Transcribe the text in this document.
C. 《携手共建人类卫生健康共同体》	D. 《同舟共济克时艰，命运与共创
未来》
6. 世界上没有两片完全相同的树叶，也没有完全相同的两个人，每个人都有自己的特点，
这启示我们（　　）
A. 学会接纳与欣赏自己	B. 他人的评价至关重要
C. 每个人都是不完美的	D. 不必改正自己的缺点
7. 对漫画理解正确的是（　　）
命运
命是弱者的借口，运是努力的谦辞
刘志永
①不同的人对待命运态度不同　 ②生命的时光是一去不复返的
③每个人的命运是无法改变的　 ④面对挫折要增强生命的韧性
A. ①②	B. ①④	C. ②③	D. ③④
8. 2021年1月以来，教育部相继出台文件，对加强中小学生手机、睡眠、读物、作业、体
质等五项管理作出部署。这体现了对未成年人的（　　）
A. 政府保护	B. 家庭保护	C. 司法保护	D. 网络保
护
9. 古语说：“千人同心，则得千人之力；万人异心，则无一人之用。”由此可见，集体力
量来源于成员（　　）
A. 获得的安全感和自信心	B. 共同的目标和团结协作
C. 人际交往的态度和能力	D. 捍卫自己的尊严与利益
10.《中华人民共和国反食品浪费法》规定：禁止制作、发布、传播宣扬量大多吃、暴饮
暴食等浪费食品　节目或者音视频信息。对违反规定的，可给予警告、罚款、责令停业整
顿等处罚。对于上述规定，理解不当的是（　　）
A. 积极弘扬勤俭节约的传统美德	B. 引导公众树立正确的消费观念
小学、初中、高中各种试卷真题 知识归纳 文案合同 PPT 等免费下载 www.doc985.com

┄┄┄┄┄┄┄┄┄┄┄┄┄┄┄┄┄┄┄┄

* **Task directions**:
Print the material above once more, exactly.

* **Reply**:
Transcribe the text in this document.
C. 《携手共建人类卫生健康共同体》	D. 《同舟共济克时艰，命运与共创
未来》
6. 世界上没有两片完全相同的树叶，也没有完全相同的两个人，每个人都有自己的特点，
这启示我们（　　）
A. 学会接纳与欣赏自己	B. 他人的评价至关重要
C. 每个人都是不完美的	D. 不必改正自己的缺点
7. 对漫画理解正确的是（　　）
命运
命是弱者的借口，运是努力的谦辞
刘志永
①不同的人对待命运态度不同　 ②生命的时光是一去不复返的
③每个人的命运是无法改变的　 ④面对挫折要增强生命的韧性
A. ①②	B. ①④	C. ②③	D. ③④
8. 2021年1月以来，教育部相继出台文件，对加强中小学生手机、睡眠、读物、作业、体
质等五项管理作出部署。这体现了对未成年人的（　　）
A. 政府保护	B. 家庭保护	C. 司法保护	D. 网络保
护
9. 古语说：“千人同心，则得千人之力；万人异心，则无一人之用。”由此可见，集体力
量来源于成员（　　）
A. 获得的安全感和自信心	B. 共同的目标和团结协作
C. 人际交往的态度和能力	D. 捍卫自己的尊严与利益
10.《中华人民共和国反食品浪费法》规定：禁止制作、发布、传播宣扬量大多吃、暴饮
暴食等浪费食品　节目或者音视频信息。对违反规定的，可给予警告、罚款、责令停业整
顿等处罚。对于上述规定，理解不当的是（　　）
A. 积极弘扬勤俭节约的传统美德	B. 引导公众树立正确的消费观念
小学、初中、高中各种试卷真题 知识归纳 文案合同 PPT 等免费下载 www.doc985.com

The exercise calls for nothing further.